### Prompt
From the text on coordinated vulnerability disclosure under the Cyber Resilience Act, reproduce word for word the passage starting at "Annex I Part II point 5 of" and ending at "Part II framework.".

-- START Supplied text --

Annex I Part II point 5 of the EU Cyber Resilience Act (Regulation (EU) 2024/2847) requires every manufacturer to put in place and enforce a coordinated vulnerability disclosure (CVD) policy, and Article 13(17) requires a single, human-reachable point of contact for vulnerability reports. There is no SME exemption. This page covers what the policy must contain, how to publish the contact channel, and how CVD interacts with Article 14 reporting and the broader Annex I Part II framework.
Summary
- CVD policy is mandatory under Annex I Part II point 5: written, published, enforced, no size threshold.
- Article 13(17) requires a single point of contact for users to report vulnerabilities; the channel cannot be limited to automated tools.
security.txt(RFC 9116) is the de facto convention for publishing the contact, but the CRA does not mandate a specific format.- CVD is not Article 14 reporting: CVD governs your relationship with reporters; Article 14 is the regulatory clock to ENISA and the coordinator CSIRT once a vulnerability is actively exploited.
- Public disclosure of fixed vulnerabilities is required under Annex I Part II point 4, with a narrow delay carve-out where the security risk of publication outweighs the benefit until users have had the opportunity to patch.
- Top-tier fines apply: up to €15,000,000 or 2.5% of total worldwide annual turnover under Article 64(2), whichever is higher.
The four anchors that define a CRA-compliant CVD posture: the policy mandate, the contact duty, the publication convention, and the penalty ceiling.
What the CRA actually requires for CVD
Annex I Part II point 5 is short. Verbatim from Regulation (EU) 2024/2847:
(5) put in place and enforce a policy on coordinated vulnerability disclosure;
That single sentence carries four operational components, each of which fails differently in practice:
Means a written, accessible policy exists. An undocumented internal habit of triaging security@ emails does not qualify.

-- END Supplied text --
-- START Listed records --

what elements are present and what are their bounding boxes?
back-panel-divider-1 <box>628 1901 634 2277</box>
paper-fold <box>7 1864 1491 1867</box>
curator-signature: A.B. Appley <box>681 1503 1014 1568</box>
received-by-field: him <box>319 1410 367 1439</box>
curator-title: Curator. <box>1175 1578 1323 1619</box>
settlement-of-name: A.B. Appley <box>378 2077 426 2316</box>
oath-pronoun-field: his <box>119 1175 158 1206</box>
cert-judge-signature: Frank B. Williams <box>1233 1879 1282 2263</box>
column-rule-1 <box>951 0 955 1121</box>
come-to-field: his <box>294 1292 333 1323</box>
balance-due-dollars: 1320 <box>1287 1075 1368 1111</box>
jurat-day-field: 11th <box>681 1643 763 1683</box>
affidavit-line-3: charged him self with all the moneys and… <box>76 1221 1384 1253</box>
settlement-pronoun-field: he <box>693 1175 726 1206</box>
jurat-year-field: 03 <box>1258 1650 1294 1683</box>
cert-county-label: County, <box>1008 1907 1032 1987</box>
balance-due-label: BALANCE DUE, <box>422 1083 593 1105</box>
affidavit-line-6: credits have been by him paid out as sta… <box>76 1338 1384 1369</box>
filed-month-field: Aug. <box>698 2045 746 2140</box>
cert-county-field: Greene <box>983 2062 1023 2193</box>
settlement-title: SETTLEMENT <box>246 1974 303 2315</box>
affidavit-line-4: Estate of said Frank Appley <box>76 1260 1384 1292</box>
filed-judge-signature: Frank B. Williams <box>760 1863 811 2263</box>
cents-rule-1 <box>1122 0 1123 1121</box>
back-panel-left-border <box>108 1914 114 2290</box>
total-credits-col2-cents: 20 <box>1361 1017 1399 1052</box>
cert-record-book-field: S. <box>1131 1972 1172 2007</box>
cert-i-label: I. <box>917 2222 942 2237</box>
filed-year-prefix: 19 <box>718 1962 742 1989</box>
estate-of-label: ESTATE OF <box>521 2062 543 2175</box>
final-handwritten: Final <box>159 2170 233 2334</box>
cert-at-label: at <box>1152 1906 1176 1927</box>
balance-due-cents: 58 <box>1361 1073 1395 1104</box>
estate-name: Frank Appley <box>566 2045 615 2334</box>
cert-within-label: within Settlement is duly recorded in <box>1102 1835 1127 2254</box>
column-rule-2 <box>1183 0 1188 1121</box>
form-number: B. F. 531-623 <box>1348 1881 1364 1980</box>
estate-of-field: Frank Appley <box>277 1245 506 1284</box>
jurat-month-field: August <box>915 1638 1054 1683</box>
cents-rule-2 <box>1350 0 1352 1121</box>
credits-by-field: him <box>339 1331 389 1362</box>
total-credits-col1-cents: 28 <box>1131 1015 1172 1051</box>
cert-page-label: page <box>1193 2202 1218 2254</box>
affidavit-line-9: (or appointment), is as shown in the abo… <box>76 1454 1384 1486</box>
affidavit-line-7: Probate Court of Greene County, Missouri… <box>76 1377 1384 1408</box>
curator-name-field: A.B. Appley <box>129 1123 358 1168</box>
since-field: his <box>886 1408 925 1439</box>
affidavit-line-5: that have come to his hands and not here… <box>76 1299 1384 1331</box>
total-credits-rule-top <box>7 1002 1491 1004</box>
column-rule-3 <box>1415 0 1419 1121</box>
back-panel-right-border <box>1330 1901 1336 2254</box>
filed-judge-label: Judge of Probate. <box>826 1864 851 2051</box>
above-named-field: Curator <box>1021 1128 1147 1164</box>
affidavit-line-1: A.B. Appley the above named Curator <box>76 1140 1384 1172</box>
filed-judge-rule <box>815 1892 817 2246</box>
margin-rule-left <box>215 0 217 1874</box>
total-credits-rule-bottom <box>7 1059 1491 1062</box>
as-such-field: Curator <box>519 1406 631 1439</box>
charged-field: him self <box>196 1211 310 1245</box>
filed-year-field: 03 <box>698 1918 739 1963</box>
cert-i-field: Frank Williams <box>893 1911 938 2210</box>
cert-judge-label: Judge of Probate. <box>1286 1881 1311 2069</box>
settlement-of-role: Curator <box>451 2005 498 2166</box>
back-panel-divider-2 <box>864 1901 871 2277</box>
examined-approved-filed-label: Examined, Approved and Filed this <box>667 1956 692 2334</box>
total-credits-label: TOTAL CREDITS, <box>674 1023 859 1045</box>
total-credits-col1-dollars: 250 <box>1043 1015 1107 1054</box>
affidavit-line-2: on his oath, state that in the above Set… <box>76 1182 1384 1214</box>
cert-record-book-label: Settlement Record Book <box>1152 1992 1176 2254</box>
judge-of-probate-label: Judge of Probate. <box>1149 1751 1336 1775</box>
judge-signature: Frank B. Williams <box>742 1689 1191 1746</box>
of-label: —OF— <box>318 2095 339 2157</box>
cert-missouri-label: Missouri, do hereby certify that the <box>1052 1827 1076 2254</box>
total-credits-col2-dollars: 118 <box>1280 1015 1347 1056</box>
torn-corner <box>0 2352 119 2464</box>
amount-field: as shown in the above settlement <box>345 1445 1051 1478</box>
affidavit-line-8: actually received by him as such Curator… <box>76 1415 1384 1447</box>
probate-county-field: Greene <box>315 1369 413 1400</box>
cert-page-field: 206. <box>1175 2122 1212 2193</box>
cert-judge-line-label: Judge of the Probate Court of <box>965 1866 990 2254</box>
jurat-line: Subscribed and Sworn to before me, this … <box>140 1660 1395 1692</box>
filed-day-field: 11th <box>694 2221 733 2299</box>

-- END Listed records --

### Reply to the exercise
Annex I Part II point 5 of the EU Cyber Resilience Act (Regulation (EU) 2024/2847) requires every manufacturer to put in place and enforce a coordinated vulnerability disclosure (CVD) policy, and Article 13(17) requires a single, human-reachable point of contact for vulnerability reports. There is no SME exemption. This page covers what the policy must contain, how to publish the contact channel, and how CVD interacts with Article 14 reporting and the broader Annex I Part II framework.